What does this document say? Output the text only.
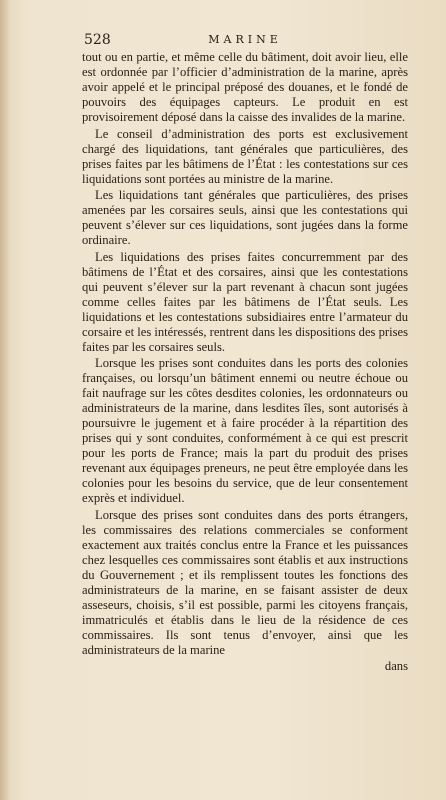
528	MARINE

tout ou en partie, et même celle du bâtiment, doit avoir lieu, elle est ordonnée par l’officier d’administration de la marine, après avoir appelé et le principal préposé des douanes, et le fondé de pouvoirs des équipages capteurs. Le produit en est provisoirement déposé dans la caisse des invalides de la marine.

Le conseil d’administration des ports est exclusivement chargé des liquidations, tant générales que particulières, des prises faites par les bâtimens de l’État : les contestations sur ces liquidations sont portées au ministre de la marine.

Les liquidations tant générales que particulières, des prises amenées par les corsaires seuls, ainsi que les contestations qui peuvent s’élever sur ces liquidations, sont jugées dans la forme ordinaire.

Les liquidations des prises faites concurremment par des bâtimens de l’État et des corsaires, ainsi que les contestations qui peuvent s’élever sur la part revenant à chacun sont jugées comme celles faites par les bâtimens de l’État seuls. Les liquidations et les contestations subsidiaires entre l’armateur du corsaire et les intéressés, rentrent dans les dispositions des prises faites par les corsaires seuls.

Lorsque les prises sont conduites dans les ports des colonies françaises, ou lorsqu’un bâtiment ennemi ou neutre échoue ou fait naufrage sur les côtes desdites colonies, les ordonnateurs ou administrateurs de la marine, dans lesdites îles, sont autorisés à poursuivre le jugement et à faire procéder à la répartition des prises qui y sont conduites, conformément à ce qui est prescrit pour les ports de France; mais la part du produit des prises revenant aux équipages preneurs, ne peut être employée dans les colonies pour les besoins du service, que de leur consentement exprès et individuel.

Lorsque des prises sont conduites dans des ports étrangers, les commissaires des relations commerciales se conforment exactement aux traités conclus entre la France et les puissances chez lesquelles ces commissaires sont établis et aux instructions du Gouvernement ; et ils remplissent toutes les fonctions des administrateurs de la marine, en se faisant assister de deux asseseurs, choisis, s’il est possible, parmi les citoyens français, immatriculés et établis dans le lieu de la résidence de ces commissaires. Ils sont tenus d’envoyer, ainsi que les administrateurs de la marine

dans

What is expected -
Your task is to list each line of the records with the word "jugées".

Reply to the exercise -
Les liquidations tant générales que particulières, des prises amenées par les corsaires seuls, ainsi que les contestations qui peuvent s’élever sur ces liquidations, sont jugées dans la forme ordinaire.
Les liquidations des prises faites concurremment par des bâtimens de l’État et des corsaires, ainsi que les contestations qui peuvent s’élever sur la part revenant à chacun sont jugées comme celles faites par les bâtimens de l’État seuls. Les liquidations et les contestations subsidiaires entre l’armateur du corsaire et les intéressés, rentrent dans les dispositions des prises faites par les corsaires seuls.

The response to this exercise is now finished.